DIRECTIONS FOR THIS TASK => Set down the text about the album The Spine word for word.

┌─ DOCUMENT SEGMENT

The Spine is the tenth full-length studio album by They Might Be Giants. The album was released on July 5, 2004 in the UK, and July 13 in the US. The album was released alongside a companion EP, The Spine Surfs Alone. It was preceded by the Indestructible Object EP, which featured two tracks that appear on The Spine.

Promotion
Two music videos were produced for The Spine. The first, a Flash-animated video for "Experimental Film", was created in conjunction with the creators of Homestar Runner, and features Homestar Runner characters. An animated music video for "Bastard Wants to Hit Me" appears on the DVD for Venue Songs. The video was directed by Aaron Sorenson and Courtney Booker of Laika. The video was nominated for the Annie Award for "Best Animated Television Commercial" in 2005.

└─
┌─ GIVEN ENTRIES

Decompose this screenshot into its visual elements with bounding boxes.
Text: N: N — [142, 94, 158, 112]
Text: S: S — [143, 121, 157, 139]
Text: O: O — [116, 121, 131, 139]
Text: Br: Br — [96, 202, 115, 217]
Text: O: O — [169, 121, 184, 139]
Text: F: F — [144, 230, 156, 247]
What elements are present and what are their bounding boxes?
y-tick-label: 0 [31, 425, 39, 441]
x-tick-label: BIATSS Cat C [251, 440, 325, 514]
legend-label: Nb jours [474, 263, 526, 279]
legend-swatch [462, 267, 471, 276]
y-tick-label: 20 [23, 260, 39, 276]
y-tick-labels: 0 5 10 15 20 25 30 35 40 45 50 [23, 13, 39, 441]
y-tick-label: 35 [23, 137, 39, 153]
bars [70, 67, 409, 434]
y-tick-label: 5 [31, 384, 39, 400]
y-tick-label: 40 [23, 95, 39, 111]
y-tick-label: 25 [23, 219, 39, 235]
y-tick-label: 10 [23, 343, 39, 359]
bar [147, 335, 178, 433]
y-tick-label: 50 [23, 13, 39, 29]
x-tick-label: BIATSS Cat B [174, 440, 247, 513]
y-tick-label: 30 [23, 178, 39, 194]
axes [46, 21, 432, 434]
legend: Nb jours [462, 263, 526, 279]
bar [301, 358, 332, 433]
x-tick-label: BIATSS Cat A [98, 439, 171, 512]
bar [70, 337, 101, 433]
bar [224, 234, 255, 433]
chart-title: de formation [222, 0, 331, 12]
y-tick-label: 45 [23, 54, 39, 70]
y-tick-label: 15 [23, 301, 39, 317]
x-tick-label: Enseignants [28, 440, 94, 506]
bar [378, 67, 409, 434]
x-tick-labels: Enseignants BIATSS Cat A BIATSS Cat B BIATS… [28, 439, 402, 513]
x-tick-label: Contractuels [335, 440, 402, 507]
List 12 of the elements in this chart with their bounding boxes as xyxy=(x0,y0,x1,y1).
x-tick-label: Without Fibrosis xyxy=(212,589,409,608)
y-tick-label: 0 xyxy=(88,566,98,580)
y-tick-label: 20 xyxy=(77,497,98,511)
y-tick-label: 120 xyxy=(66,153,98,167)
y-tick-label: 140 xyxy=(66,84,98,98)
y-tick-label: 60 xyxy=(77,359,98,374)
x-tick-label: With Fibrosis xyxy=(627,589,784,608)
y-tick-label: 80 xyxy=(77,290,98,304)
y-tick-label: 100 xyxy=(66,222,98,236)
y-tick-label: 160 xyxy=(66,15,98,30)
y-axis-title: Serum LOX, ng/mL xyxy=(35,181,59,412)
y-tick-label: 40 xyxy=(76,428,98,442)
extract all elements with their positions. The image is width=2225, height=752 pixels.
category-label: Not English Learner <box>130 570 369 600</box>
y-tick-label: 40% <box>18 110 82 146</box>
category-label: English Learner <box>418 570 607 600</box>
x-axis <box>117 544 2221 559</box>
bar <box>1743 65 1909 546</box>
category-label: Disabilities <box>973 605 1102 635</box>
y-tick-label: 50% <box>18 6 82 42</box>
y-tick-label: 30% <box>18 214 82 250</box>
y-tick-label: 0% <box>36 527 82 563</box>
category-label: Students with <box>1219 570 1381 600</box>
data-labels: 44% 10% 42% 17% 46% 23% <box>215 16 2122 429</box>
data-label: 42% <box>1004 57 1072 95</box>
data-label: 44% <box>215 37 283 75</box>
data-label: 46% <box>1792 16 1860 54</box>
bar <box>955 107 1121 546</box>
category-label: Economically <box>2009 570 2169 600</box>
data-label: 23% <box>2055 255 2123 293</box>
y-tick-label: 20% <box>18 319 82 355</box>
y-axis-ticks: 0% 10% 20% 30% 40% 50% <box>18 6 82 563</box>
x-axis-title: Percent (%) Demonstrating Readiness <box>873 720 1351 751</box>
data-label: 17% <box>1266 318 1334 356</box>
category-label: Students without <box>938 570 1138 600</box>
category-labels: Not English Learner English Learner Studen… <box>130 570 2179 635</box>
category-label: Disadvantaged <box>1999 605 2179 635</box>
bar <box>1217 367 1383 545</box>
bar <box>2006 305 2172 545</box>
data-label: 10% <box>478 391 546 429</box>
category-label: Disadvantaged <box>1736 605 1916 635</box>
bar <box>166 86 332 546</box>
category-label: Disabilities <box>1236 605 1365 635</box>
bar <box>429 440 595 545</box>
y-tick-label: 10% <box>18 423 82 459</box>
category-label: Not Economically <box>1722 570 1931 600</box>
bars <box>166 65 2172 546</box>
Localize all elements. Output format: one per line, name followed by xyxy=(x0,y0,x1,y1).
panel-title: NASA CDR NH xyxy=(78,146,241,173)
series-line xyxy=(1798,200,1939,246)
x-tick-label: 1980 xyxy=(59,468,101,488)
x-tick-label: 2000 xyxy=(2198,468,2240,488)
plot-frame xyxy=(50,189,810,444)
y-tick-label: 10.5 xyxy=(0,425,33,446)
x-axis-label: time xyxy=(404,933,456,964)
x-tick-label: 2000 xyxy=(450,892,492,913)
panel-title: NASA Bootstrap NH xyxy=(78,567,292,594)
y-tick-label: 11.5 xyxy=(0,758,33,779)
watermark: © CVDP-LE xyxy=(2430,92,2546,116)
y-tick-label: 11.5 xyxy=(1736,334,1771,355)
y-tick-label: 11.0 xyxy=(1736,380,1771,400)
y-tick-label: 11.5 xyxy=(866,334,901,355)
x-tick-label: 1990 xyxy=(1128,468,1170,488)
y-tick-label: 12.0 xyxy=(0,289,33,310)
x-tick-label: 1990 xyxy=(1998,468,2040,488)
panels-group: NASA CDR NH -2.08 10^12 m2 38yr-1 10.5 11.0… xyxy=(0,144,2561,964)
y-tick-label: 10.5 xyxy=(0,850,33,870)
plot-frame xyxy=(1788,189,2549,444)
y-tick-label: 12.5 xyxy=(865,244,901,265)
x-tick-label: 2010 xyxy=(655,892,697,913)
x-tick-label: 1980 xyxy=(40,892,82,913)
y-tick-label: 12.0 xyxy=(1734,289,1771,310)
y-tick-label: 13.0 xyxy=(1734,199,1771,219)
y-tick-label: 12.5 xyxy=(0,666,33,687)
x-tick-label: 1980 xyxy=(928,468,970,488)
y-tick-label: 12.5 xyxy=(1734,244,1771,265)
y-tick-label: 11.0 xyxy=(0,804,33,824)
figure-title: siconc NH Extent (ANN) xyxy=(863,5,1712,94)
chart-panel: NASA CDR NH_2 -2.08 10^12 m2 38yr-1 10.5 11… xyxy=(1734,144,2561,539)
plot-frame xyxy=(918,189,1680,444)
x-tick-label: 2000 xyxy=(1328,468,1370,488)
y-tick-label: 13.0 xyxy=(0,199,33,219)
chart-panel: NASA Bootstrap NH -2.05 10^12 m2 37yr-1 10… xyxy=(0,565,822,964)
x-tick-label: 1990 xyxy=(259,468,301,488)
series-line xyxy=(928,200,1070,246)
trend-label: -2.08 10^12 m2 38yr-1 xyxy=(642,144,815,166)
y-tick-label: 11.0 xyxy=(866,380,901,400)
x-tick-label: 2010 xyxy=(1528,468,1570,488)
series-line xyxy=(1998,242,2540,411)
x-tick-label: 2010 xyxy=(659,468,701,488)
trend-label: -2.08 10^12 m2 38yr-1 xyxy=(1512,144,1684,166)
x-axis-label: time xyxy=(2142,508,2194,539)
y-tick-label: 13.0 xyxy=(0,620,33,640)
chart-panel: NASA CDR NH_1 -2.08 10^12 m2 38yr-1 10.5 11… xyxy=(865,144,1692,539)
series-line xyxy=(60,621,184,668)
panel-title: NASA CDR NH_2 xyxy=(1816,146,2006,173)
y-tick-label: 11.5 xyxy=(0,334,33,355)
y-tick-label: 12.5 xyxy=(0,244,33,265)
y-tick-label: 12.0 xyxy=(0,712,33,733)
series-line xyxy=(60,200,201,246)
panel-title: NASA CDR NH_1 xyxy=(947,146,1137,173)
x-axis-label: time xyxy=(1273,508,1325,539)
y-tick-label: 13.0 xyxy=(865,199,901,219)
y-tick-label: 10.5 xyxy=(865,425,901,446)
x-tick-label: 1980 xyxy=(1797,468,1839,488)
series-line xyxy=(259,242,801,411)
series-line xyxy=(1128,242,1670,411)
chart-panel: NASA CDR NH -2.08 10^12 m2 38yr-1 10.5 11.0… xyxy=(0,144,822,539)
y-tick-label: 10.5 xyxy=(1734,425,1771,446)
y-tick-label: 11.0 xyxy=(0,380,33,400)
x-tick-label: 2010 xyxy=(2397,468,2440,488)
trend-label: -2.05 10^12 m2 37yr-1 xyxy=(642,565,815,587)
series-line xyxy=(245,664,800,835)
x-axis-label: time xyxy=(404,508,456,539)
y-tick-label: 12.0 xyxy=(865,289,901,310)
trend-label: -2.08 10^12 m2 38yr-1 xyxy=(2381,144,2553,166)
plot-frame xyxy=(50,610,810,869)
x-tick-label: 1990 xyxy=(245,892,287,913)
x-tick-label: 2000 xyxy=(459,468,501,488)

└─

RESPONSE BELOW =>
The Spine is the tenth full-length studio album by They Might Be Giants. The album was released on July 5, 2004 in the UK, and July 13 in the US. The album was released alongside a companion EP, The Spine Surfs Alone. It was preceded by the Indestructible Object EP, which featured two tracks that appear on The Spine.

Promotion
Two music videos were produced for The Spine. The first, a Flash-animated video for "Experimental Film", was created in conjunction with the creators of Homestar Runner, and features Homestar Runner characters. An animated music video for "Bastard Wants to Hit Me" appears on the DVD for Venue Songs. The video was directed by Aaron Sorenson and Courtney Booker of Laika. The video was nominated for the Annie Award for "Best Animated Television Commercial" in 2005.